── Segment de texte

Urteilskopf
108 Ib 425
74. Extrait de l'arrêt de la IIe Cour de droit public du 15 juillet 1982 dans la cause Office fédéral de la justice contre Cochard et Commission vaudoise de recours en matière foncière (recours de droit administratif)
Regeste
Art. 5 lit. b BewB
. Ausnahme von der Bewilligungspflicht für die gesetzlichen Erben. Fall des Vermächtnisnehmers.
Art. 5 lit. b BewB
ist so auszulegen, dass der Erwerb einer Liegenschaft in der Schweiz durch eine Person, die im Ausland Wohnsitz hat, der Bewilligungspflicht nicht untersteht, wenn der Erwerber (auch nur potentiell) zum Kreis der gesetzlichen Erben gehört, und die Liegenschaft im Zuge der Erbfolge (gesetzliche oder durch Testament) erworben wird.

────
── Extrait de données

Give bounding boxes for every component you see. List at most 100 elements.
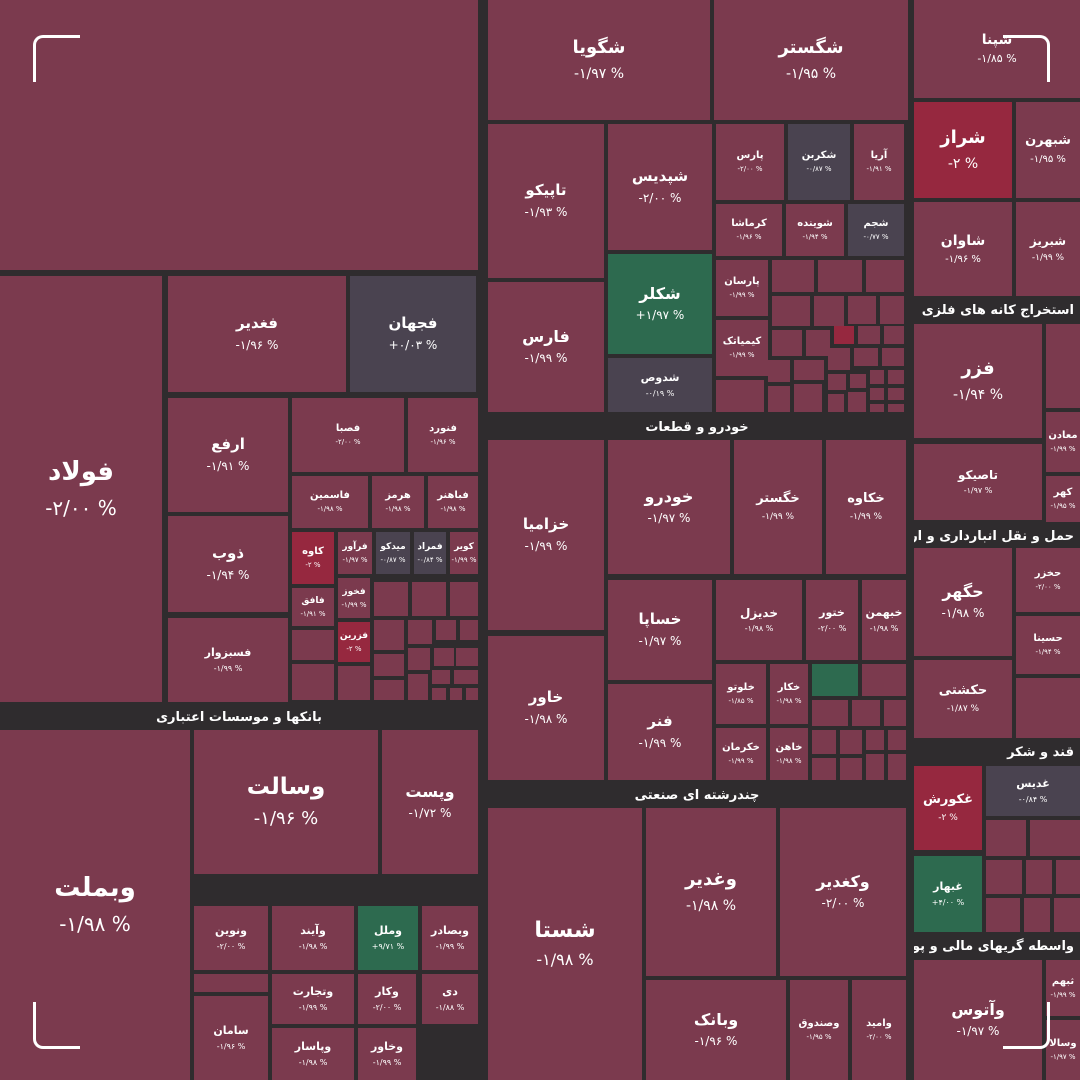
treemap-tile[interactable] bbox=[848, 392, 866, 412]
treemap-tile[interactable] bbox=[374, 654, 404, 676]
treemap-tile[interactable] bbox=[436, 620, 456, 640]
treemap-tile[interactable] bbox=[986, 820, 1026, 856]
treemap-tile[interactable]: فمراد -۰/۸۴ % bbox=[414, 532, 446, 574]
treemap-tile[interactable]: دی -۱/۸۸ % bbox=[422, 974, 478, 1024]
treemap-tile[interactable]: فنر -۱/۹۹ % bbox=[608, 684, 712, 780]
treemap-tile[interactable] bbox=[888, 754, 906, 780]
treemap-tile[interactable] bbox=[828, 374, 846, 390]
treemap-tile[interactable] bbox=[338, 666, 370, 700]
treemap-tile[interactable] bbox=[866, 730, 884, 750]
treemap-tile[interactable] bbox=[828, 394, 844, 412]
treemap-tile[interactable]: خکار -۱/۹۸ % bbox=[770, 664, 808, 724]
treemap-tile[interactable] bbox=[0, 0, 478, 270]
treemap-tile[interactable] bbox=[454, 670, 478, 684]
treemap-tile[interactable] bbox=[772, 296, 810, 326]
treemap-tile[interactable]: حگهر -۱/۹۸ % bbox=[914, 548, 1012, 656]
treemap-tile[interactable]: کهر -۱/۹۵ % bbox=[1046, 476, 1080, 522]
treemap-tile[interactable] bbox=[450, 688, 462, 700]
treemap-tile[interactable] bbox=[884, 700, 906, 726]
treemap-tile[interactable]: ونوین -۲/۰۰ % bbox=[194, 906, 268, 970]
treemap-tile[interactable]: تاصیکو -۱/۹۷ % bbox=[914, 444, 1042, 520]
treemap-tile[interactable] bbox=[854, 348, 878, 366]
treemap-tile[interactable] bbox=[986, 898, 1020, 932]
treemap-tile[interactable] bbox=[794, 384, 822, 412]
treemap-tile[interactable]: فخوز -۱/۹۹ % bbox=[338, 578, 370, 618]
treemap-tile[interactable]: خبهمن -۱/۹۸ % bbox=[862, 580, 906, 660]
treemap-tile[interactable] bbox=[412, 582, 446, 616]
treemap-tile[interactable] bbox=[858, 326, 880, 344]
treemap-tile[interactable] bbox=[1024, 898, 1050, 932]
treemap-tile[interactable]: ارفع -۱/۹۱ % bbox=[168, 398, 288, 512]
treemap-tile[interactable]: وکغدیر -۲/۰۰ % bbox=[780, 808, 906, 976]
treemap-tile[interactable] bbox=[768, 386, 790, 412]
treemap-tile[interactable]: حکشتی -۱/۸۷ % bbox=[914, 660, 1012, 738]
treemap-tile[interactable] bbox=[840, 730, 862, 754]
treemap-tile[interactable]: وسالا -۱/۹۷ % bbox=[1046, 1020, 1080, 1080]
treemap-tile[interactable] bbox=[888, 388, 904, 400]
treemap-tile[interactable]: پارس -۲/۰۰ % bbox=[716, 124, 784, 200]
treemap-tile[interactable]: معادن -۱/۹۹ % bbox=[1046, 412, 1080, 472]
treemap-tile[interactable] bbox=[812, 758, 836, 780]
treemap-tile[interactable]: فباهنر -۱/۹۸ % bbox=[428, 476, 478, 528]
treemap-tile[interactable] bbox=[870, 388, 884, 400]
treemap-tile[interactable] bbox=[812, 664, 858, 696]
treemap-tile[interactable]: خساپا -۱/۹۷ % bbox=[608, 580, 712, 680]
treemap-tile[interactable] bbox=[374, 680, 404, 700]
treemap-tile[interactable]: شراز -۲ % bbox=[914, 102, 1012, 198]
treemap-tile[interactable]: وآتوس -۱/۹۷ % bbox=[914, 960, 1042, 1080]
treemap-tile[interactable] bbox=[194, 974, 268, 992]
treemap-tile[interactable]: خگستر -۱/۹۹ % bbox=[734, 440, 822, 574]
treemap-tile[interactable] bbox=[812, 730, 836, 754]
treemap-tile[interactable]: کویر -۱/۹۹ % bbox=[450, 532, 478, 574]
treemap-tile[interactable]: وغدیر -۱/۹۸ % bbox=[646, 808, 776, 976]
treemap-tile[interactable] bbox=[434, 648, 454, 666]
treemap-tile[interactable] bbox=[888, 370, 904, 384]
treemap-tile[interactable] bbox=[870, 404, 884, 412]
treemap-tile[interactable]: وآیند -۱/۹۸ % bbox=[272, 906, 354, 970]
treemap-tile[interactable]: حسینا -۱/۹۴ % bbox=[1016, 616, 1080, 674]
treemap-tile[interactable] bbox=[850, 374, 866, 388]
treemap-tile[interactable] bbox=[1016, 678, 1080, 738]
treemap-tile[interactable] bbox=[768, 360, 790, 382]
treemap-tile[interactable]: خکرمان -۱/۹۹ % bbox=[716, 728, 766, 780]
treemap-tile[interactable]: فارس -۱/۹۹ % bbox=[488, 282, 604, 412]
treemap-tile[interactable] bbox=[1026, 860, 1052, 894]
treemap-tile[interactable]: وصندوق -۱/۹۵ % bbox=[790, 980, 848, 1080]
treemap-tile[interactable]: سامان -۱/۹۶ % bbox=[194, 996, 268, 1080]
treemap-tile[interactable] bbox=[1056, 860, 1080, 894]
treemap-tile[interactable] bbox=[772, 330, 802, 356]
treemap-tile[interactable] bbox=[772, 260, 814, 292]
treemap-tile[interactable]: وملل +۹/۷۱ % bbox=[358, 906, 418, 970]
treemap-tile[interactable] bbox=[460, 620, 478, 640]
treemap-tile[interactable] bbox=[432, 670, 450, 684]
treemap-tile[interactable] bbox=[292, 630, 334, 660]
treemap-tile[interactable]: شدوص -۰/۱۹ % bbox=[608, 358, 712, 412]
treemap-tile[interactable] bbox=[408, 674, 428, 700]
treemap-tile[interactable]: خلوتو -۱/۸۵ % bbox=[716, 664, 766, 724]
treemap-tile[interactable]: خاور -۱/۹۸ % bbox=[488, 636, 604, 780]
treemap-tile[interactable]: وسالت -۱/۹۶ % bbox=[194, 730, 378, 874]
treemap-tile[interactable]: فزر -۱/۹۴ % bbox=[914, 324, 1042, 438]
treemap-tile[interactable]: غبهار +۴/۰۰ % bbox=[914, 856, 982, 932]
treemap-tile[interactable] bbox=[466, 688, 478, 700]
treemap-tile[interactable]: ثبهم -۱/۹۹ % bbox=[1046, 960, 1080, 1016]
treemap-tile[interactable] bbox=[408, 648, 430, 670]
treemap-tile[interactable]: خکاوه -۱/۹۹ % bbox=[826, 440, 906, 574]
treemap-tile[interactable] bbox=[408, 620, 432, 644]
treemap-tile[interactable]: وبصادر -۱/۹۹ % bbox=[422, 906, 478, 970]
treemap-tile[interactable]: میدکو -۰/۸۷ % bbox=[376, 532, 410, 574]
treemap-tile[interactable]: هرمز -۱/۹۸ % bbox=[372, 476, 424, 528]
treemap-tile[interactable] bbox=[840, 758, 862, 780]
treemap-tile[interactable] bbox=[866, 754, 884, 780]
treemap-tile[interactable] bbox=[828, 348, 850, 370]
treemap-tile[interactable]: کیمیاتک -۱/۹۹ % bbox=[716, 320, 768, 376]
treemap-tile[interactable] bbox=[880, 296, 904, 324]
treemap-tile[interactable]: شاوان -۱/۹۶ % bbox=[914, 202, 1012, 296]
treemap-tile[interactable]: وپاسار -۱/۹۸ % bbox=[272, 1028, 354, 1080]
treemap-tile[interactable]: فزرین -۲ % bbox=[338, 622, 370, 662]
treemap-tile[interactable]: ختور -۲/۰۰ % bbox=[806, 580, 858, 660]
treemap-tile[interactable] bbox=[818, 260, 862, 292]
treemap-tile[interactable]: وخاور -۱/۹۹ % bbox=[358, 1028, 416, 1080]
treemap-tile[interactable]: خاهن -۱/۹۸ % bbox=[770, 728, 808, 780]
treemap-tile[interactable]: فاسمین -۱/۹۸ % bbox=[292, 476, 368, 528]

────
── Extrait de données

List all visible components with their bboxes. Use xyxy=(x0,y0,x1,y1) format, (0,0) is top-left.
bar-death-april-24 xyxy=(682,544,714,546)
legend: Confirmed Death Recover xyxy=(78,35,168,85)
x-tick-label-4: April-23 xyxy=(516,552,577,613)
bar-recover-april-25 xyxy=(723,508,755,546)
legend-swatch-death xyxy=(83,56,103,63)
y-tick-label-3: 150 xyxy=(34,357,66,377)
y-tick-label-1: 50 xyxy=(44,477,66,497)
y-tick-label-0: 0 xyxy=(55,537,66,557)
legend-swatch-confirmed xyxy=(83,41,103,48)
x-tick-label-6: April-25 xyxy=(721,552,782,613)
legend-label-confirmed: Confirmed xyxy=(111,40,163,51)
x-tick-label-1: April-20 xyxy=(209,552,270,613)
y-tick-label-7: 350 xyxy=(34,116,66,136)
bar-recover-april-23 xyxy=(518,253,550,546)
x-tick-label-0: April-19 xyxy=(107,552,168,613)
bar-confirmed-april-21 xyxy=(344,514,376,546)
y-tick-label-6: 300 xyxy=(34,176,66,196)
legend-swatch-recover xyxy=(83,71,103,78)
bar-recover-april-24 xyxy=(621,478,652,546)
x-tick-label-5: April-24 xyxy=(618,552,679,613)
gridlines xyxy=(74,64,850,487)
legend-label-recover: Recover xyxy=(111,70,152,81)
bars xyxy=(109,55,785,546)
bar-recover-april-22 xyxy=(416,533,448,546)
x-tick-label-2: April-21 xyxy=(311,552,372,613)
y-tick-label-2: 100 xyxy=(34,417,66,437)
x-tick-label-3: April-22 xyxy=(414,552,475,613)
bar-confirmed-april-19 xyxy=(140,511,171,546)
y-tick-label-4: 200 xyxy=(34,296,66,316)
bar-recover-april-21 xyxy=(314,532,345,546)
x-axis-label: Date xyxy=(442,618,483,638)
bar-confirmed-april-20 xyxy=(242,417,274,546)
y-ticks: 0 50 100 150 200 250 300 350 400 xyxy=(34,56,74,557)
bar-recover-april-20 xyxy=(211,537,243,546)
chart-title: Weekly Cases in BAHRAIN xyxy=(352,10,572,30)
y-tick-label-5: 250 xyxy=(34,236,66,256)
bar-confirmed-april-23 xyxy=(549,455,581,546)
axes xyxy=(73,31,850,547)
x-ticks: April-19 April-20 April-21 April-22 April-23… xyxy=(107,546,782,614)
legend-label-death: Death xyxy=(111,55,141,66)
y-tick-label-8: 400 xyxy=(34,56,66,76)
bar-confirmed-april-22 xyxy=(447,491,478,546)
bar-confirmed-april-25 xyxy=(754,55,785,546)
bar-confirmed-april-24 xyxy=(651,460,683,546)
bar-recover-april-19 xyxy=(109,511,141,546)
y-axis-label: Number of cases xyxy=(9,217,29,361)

────
── Extrait de données

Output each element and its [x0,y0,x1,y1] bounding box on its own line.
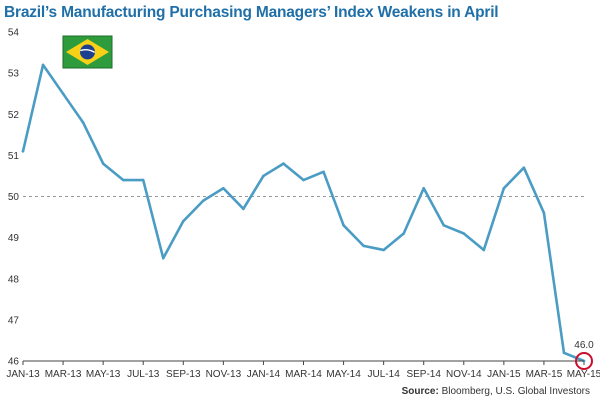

────

**Consigne:** Poursuivez l'extrait d'arrêt sur l'acquisition d'un immeuble en Suisse par un héritier légal domicilié à l'étranger, en reprenant immédiatement après sa dernière phrase.

**Réponse attendue:**
Le 13 août 1980, Franck-Henri Cochard, ressortissant français né en 1966, actuellement domicilié chez ses parents à Avoudrey (Département du Doubs), a sollicité, en qualité de légataire, l'autorisation d'acquérir des héritiers de sa grand-tante et marraine, Anne-Marie Cretin, six parcelles (d'une superficie totale
BGE 108 Ib 425 S. 426
de 56'218 m2) sur le territoire de la commune vaudoise d'Arzier, au lieu dit "Les Petits-Plats".
Considérant que les parcelles en question étaient situées dans la partie du territoire suisse acquise de la France selon le Traité concernant la vallée des Dappes du 8 décembre 1862 (RS 0.132.349.24), la Commission foncière II a, par décision du 29 août 1980, accordé l'autorisation sollicitée sans imposer de charge à l'acquéreur. Le Département vaudois de l'agriculture, de l'industrie et du commerce a renoncé à faire usage de son droit de recours contre cette décision.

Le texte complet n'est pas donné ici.